──────── Exercise input

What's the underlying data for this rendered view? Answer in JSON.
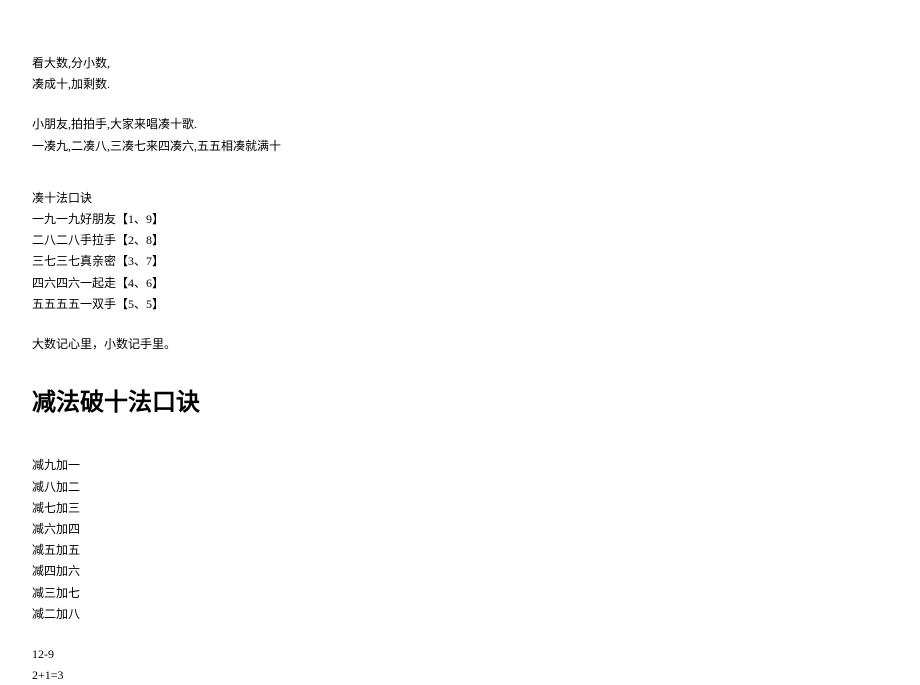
{
  "section1": {
    "line1": "看大数,分小数,",
    "line2": "凑成十,加剩数."
  },
  "section2": {
    "line1": "小朋友,拍拍手,大家来唱凑十歌.",
    "line2": "一凑九,二凑八,三凑七来四凑六,五五相凑就满十"
  },
  "section3": {
    "title": "凑十法口诀",
    "rules": [
      "一九一九好朋友【1、9】",
      "二八二八手拉手【2、8】",
      "三七三七真亲密【3、7】",
      "四六四六一起走【4、6】",
      "五五五五一双手【5、5】"
    ]
  },
  "memoryTip": "大数记心里，小数记手里。",
  "heading": "减法破十法口诀",
  "subtractionRules": [
    "减九加一",
    "减八加二",
    "减七加三",
    "减六加四",
    "减五加五",
    "减四加六",
    "减三加七",
    "减二加八"
  ],
  "example": {
    "line1": "12-9",
    "line2": "2+1=3"
  }
}
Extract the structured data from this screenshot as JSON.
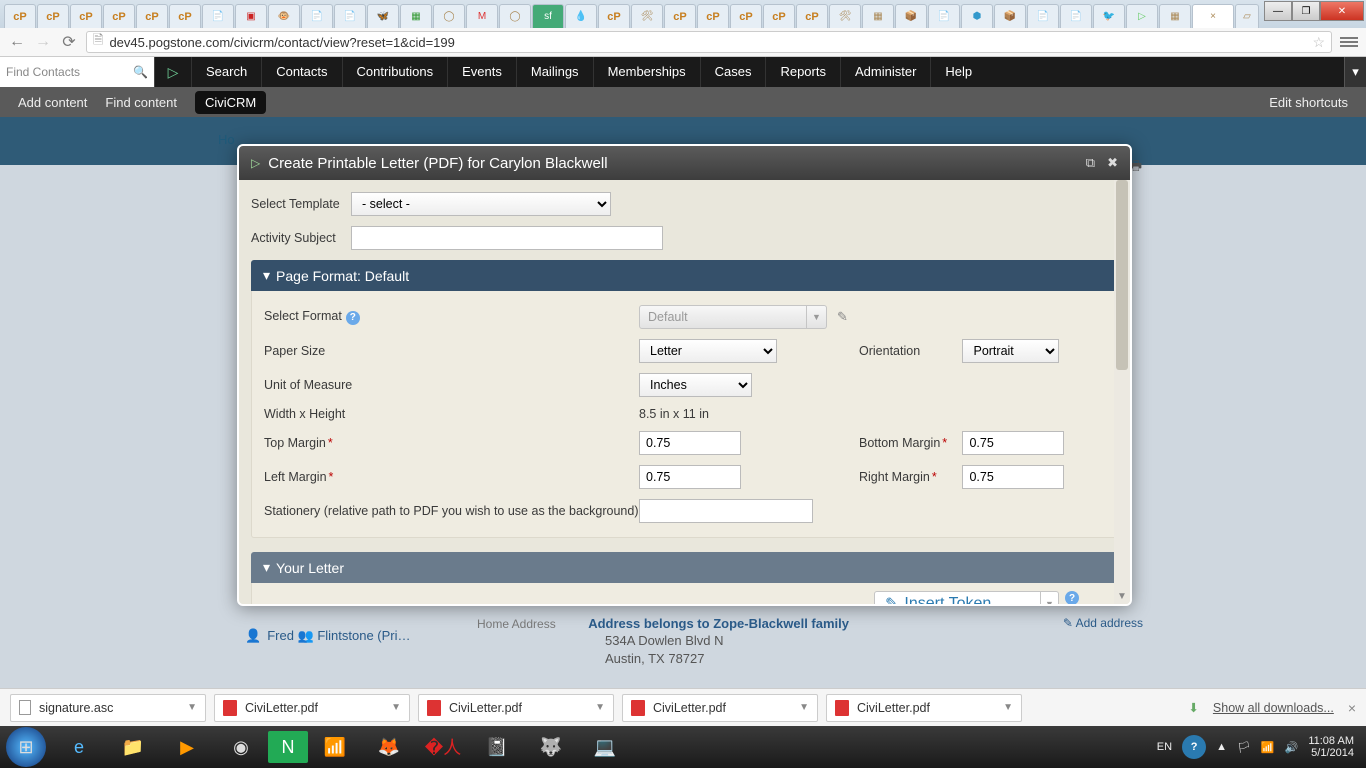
{
  "browser": {
    "url": "dev45.pogstone.com/civicrm/contact/view?reset=1&cid=199",
    "tabs_cp": "cP"
  },
  "civnav": {
    "find_placeholder": "Find Contacts",
    "items": [
      "Search",
      "Contacts",
      "Contributions",
      "Events",
      "Mailings",
      "Memberships",
      "Cases",
      "Reports",
      "Administer",
      "Help"
    ]
  },
  "shortcuts": {
    "add": "Add content",
    "find": "Find content",
    "civi": "CiviCRM",
    "edit": "Edit shortcuts"
  },
  "peek_home": "Ho",
  "modal": {
    "title": "Create Printable Letter (PDF) for Carylon Blackwell",
    "select_template_label": "Select Template",
    "select_template_value": "- select -",
    "activity_subject_label": "Activity Subject",
    "pf_header": "Page Format: Default",
    "select_format_label": "Select Format",
    "select_format_value": "Default",
    "paper_size_label": "Paper Size",
    "paper_size_value": "Letter",
    "orientation_label": "Orientation",
    "orientation_value": "Portrait",
    "unit_label": "Unit of Measure",
    "unit_value": "Inches",
    "wh_label": "Width x Height",
    "wh_value": "8.5 in x 11 in",
    "top_margin_label": "Top Margin",
    "bottom_margin_label": "Bottom Margin",
    "left_margin_label": "Left Margin",
    "right_margin_label": "Right Margin",
    "margin_value": "0.75",
    "stationery_label": "Stationery (relative path to PDF you wish to use as the background)",
    "your_letter": "Your Letter",
    "insert_token": "Insert Token"
  },
  "behind": {
    "fred": "Fred 👥 Flintstone (Pri…",
    "home_addr_label": "Home Address",
    "belongs": "Address belongs to ",
    "belongs_link": "Zope-Blackwell family",
    "line1": "534A Dowlen Blvd N",
    "line2": "Austin, TX 78727",
    "add_addr": "Add address"
  },
  "downloads": {
    "sig": "signature.asc",
    "civi": "CiviLetter.pdf",
    "showall": "Show all downloads..."
  },
  "taskbar": {
    "lang": "EN",
    "time": "11:08 AM",
    "date": "5/1/2014"
  }
}
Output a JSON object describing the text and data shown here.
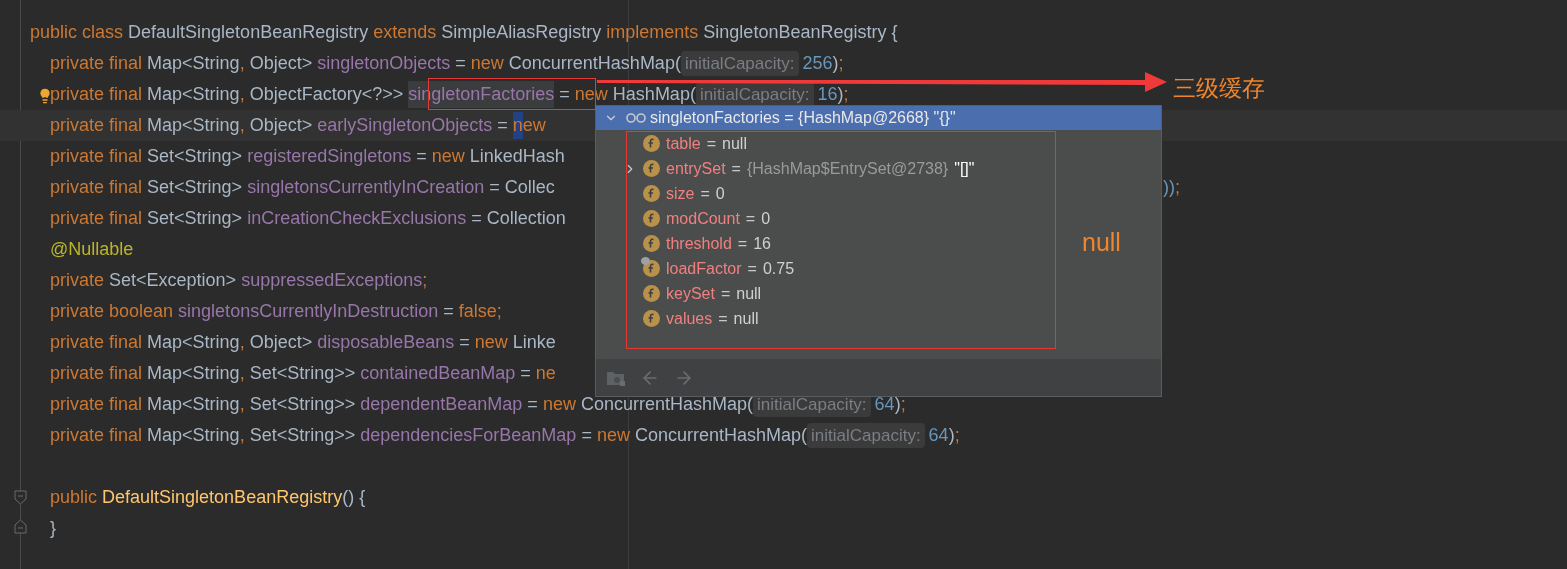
{
  "editor": {
    "lines": [
      {
        "current": false,
        "indented": false,
        "tokens": [
          {
            "kind": "kw",
            "text": "public class "
          },
          {
            "kind": "plain",
            "text": "DefaultSingletonBeanRegistry "
          },
          {
            "kind": "kw",
            "text": "extends "
          },
          {
            "kind": "plain",
            "text": "SimpleAliasRegistry "
          },
          {
            "kind": "kw",
            "text": "implements "
          },
          {
            "kind": "plain",
            "text": "SingletonBeanRegistry {"
          }
        ]
      },
      {
        "current": false,
        "indented": true,
        "tokens": [
          {
            "kind": "kw",
            "text": "private final "
          },
          {
            "kind": "plain",
            "text": "Map<String"
          },
          {
            "kind": "kw",
            "text": ", "
          },
          {
            "kind": "plain",
            "text": "Object> "
          },
          {
            "kind": "field",
            "text": "singletonObjects"
          },
          {
            "kind": "plain",
            "text": " = "
          },
          {
            "kind": "kw",
            "text": "new "
          },
          {
            "kind": "plain",
            "text": "ConcurrentHashMap("
          },
          {
            "kind": "hint",
            "text": "initialCapacity:"
          },
          {
            "kind": "num",
            "text": "256"
          },
          {
            "kind": "plain",
            "text": ")"
          },
          {
            "kind": "kw",
            "text": ";"
          }
        ]
      },
      {
        "current": false,
        "indented": true,
        "gutter": {
          "kind": "bulb"
        },
        "tokens": [
          {
            "kind": "kw",
            "text": "private final "
          },
          {
            "kind": "plain",
            "text": "Map<String"
          },
          {
            "kind": "kw",
            "text": ", "
          },
          {
            "kind": "plain",
            "text": "ObjectFactory<?>> "
          },
          {
            "kind": "usage",
            "text": "singletonFactories"
          },
          {
            "kind": "plain",
            "text": " = "
          },
          {
            "kind": "kw",
            "text": "new "
          },
          {
            "kind": "plain",
            "text": "HashMap("
          },
          {
            "kind": "hint",
            "text": "initialCapacity:"
          },
          {
            "kind": "num",
            "text": "16"
          },
          {
            "kind": "plain",
            "text": ")"
          },
          {
            "kind": "kw",
            "text": ";"
          }
        ]
      },
      {
        "current": true,
        "indented": true,
        "tokens": [
          {
            "kind": "kw",
            "text": "private final "
          },
          {
            "kind": "plain",
            "text": "Map<String"
          },
          {
            "kind": "kw",
            "text": ", "
          },
          {
            "kind": "plain",
            "text": "Object> "
          },
          {
            "kind": "field",
            "text": "earlySingletonObjects"
          },
          {
            "kind": "plain",
            "text": " = "
          },
          {
            "kind": "match",
            "text": "n"
          },
          {
            "kind": "kw",
            "text": "ew"
          }
        ]
      },
      {
        "current": false,
        "indented": true,
        "tokens": [
          {
            "kind": "kw",
            "text": "private final "
          },
          {
            "kind": "plain",
            "text": "Set<String> "
          },
          {
            "kind": "field",
            "text": "registeredSingletons"
          },
          {
            "kind": "plain",
            "text": " = "
          },
          {
            "kind": "kw",
            "text": "new "
          },
          {
            "kind": "plain",
            "text": "LinkedHash"
          }
        ]
      },
      {
        "current": false,
        "indented": true,
        "tokens": [
          {
            "kind": "kw",
            "text": "private final "
          },
          {
            "kind": "plain",
            "text": "Set<String> "
          },
          {
            "kind": "field",
            "text": "singletonsCurrentlyInCreation"
          },
          {
            "kind": "plain",
            "text": " = "
          },
          {
            "kind": "plain",
            "text": "Collec"
          }
        ],
        "tail": [
          {
            "kind": "num",
            "text": "))"
          },
          {
            "kind": "kw",
            "text": ";"
          }
        ]
      },
      {
        "current": false,
        "indented": true,
        "tokens": [
          {
            "kind": "kw",
            "text": "private final "
          },
          {
            "kind": "plain",
            "text": "Set<String> "
          },
          {
            "kind": "field",
            "text": "inCreationCheckExclusions"
          },
          {
            "kind": "plain",
            "text": " = "
          },
          {
            "kind": "plain",
            "text": "Collection"
          }
        ]
      },
      {
        "current": false,
        "indented": true,
        "tokens": [
          {
            "kind": "annot",
            "text": "@Nullable"
          }
        ]
      },
      {
        "current": false,
        "indented": true,
        "tokens": [
          {
            "kind": "kw",
            "text": "private "
          },
          {
            "kind": "plain",
            "text": "Set<Exception> "
          },
          {
            "kind": "field",
            "text": "suppressedExceptions"
          },
          {
            "kind": "kw",
            "text": ";"
          }
        ]
      },
      {
        "current": false,
        "indented": true,
        "tokens": [
          {
            "kind": "kw",
            "text": "private boolean "
          },
          {
            "kind": "field",
            "text": "singletonsCurrentlyInDestruction"
          },
          {
            "kind": "plain",
            "text": " = "
          },
          {
            "kind": "kw",
            "text": "false;"
          }
        ]
      },
      {
        "current": false,
        "indented": true,
        "tokens": [
          {
            "kind": "kw",
            "text": "private final "
          },
          {
            "kind": "plain",
            "text": "Map<String"
          },
          {
            "kind": "kw",
            "text": ", "
          },
          {
            "kind": "plain",
            "text": "Object> "
          },
          {
            "kind": "field",
            "text": "disposableBeans"
          },
          {
            "kind": "plain",
            "text": " = "
          },
          {
            "kind": "kw",
            "text": "new "
          },
          {
            "kind": "plain",
            "text": "Linke"
          }
        ]
      },
      {
        "current": false,
        "indented": true,
        "tokens": [
          {
            "kind": "kw",
            "text": "private final "
          },
          {
            "kind": "plain",
            "text": "Map<String"
          },
          {
            "kind": "kw",
            "text": ", "
          },
          {
            "kind": "plain",
            "text": "Set<String>> "
          },
          {
            "kind": "field",
            "text": "containedBeanMap"
          },
          {
            "kind": "plain",
            "text": " = "
          },
          {
            "kind": "kw",
            "text": "ne"
          }
        ]
      },
      {
        "current": false,
        "indented": true,
        "tokens": [
          {
            "kind": "kw",
            "text": "private final "
          },
          {
            "kind": "plain",
            "text": "Map<String"
          },
          {
            "kind": "kw",
            "text": ", "
          },
          {
            "kind": "plain",
            "text": "Set<String>> "
          },
          {
            "kind": "field",
            "text": "dependentBeanMap"
          },
          {
            "kind": "plain",
            "text": " = "
          },
          {
            "kind": "kw",
            "text": "new "
          },
          {
            "kind": "plain",
            "text": "ConcurrentHashMap("
          },
          {
            "kind": "hint",
            "text": "initialCapacity:"
          },
          {
            "kind": "num",
            "text": "64"
          },
          {
            "kind": "plain",
            "text": ")"
          },
          {
            "kind": "kw",
            "text": ";"
          }
        ]
      },
      {
        "current": false,
        "indented": true,
        "tokens": [
          {
            "kind": "kw",
            "text": "private final "
          },
          {
            "kind": "plain",
            "text": "Map<String"
          },
          {
            "kind": "kw",
            "text": ", "
          },
          {
            "kind": "plain",
            "text": "Set<String>> "
          },
          {
            "kind": "field",
            "text": "dependenciesForBeanMap"
          },
          {
            "kind": "plain",
            "text": " = "
          },
          {
            "kind": "kw",
            "text": "new "
          },
          {
            "kind": "plain",
            "text": "ConcurrentHashMap("
          },
          {
            "kind": "hint",
            "text": "initialCapacity:"
          },
          {
            "kind": "num",
            "text": "64"
          },
          {
            "kind": "plain",
            "text": ")"
          },
          {
            "kind": "kw",
            "text": ";"
          }
        ]
      },
      {
        "current": false
      },
      {
        "current": false,
        "indented": true,
        "gutter": {
          "kind": "fold-start"
        },
        "tokens": [
          {
            "kind": "kw",
            "text": "public "
          },
          {
            "kind": "method",
            "text": "DefaultSingletonBeanRegistry"
          },
          {
            "kind": "plain",
            "text": "() {"
          }
        ]
      },
      {
        "current": false,
        "indented": true,
        "gutter": {
          "kind": "fold-end"
        },
        "tokens": [
          {
            "kind": "plain",
            "text": "}"
          }
        ]
      }
    ]
  },
  "debugger_popup": {
    "root": {
      "name": "singletonFactories",
      "op": "=",
      "value": "{HashMap@2668}",
      "string": "\"{}\"",
      "expanded": true,
      "selected": true,
      "children": [
        {
          "name": "table",
          "op": "=",
          "value": "null",
          "expandable": false,
          "marked": false
        },
        {
          "name": "entrySet",
          "op": "=",
          "value": "{HashMap$EntrySet@2738}",
          "string": "\"[]\"",
          "expandable": true,
          "expanded": false,
          "marked": false
        },
        {
          "name": "size",
          "op": "=",
          "value": "0",
          "expandable": false,
          "marked": false
        },
        {
          "name": "modCount",
          "op": "=",
          "value": "0",
          "expandable": false,
          "marked": false
        },
        {
          "name": "threshold",
          "op": "=",
          "value": "16",
          "expandable": false,
          "marked": false
        },
        {
          "name": "loadFactor",
          "op": "=",
          "value": "0.75",
          "expandable": false,
          "marked": true
        },
        {
          "name": "keySet",
          "op": "=",
          "value": "null",
          "expandable": false,
          "marked": false
        },
        {
          "name": "values",
          "op": "=",
          "value": "null",
          "expandable": false,
          "marked": false
        }
      ]
    }
  },
  "annotations": [
    {
      "kind": "arrow-label",
      "text": "三级缓存"
    },
    {
      "kind": "box-label",
      "text": "null"
    }
  ]
}
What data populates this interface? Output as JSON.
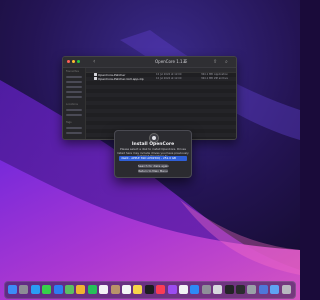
{
  "finder": {
    "title": "OpenCore 1.1.0",
    "sidebar": {
      "sections": [
        "Favourites",
        "Locations",
        "Tags"
      ]
    },
    "files": [
      {
        "name": "OpenCore-Patcher",
        "date": "10 Jul 2024 at 12:00",
        "size": "364.1 MB",
        "kind": "Application"
      },
      {
        "name": "OpenCore-Patcher-GUI.app.zip",
        "date": "10 Jul 2024 at 12:00",
        "size": "364.1 MB",
        "kind": "ZIP archive"
      }
    ]
  },
  "installer": {
    "title": "Install OpenCore",
    "message": "Please select a disk to install OpenCore. Drives listed here may include drives you have previously installed OpenCore to.",
    "selected_disk": "disk0 - APPLE SSD AP0256Q - 251.0 GB",
    "buttons": [
      "Search for disks again",
      "Return to Main Menu"
    ]
  },
  "dock": {
    "apps": [
      {
        "name": "finder",
        "color": "#3d8bf7"
      },
      {
        "name": "launchpad",
        "color": "#8d8d96"
      },
      {
        "name": "safari",
        "color": "#2a9df4"
      },
      {
        "name": "messages",
        "color": "#37d04b"
      },
      {
        "name": "mail",
        "color": "#2d7cf3"
      },
      {
        "name": "maps",
        "color": "#5bbf63"
      },
      {
        "name": "photos",
        "color": "#f2b232"
      },
      {
        "name": "facetime",
        "color": "#26c05a"
      },
      {
        "name": "calendar",
        "color": "#f3f3f5"
      },
      {
        "name": "contacts",
        "color": "#b9936a"
      },
      {
        "name": "reminders",
        "color": "#f4f4f7"
      },
      {
        "name": "notes",
        "color": "#f7d54a"
      },
      {
        "name": "tv",
        "color": "#1c1c1f"
      },
      {
        "name": "music",
        "color": "#fb3c55"
      },
      {
        "name": "podcasts",
        "color": "#9b4cf0"
      },
      {
        "name": "news",
        "color": "#f2f2f4"
      },
      {
        "name": "app-store",
        "color": "#2e8af7"
      },
      {
        "name": "system-settings",
        "color": "#8f8f99"
      },
      {
        "name": "preview",
        "color": "#d8d8de"
      },
      {
        "name": "terminal",
        "color": "#232326"
      },
      {
        "name": "activity-monitor",
        "color": "#2c2c2f"
      },
      {
        "name": "disk-utility",
        "color": "#9aa0a8"
      },
      {
        "name": "opencore-patcher",
        "color": "#4f77d9"
      },
      {
        "name": "folder",
        "color": "#5fa4f3"
      },
      {
        "name": "trash",
        "color": "#b8b8c0"
      }
    ]
  }
}
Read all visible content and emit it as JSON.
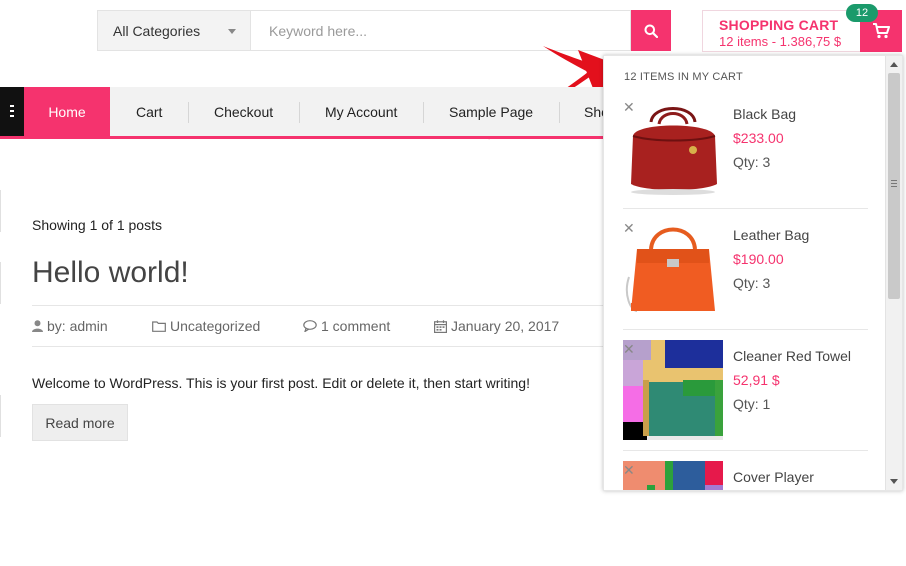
{
  "search": {
    "category_label": "All Categories",
    "placeholder": "Keyword here...",
    "button_icon": "search-icon"
  },
  "cart": {
    "title": "SHOPPING CART",
    "summary": "12 items - 1.386,75 $",
    "badge": "12",
    "icon": "cart-icon"
  },
  "nav": {
    "menu_icon": "hamburger-icon",
    "items": [
      {
        "label": "Home"
      },
      {
        "label": "Cart"
      },
      {
        "label": "Checkout"
      },
      {
        "label": "My Account"
      },
      {
        "label": "Sample Page"
      },
      {
        "label": "Sho"
      }
    ]
  },
  "post": {
    "showing": "Showing 1 of 1 posts",
    "title": "Hello world!",
    "author": "by: admin",
    "category": "Uncategorized",
    "comments": "1 comment",
    "date": "January 20, 2017",
    "excerpt": "Welcome to WordPress. This is your first post. Edit or delete it, then start writing!",
    "read_more": "Read more"
  },
  "mini_cart": {
    "heading": "12 ITEMS IN MY CART",
    "items": [
      {
        "name": "Black Bag",
        "price": "$233.00",
        "qty": "Qty: 3"
      },
      {
        "name": "Leather Bag",
        "price": "$190.00",
        "qty": "Qty: 3"
      },
      {
        "name": "Cleaner Red Towel",
        "price": "52,91 $",
        "qty": "Qty: 1"
      },
      {
        "name": "Cover Player",
        "price": "",
        "qty": ""
      }
    ]
  },
  "colors": {
    "accent": "#f5336e",
    "badge": "#1a9a6b",
    "nav_bg": "#f2f2f2"
  }
}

────────────────

* What is being asked *
List every line above that contains the word "data".

* Exercise solution *
What's the underlying data for this rendered view? Answer in JSON.
Extract the structured data from this screenshot as JSON.
Output a JSON object describing the text and data shown here.
What data populates this interface? Output as JSON.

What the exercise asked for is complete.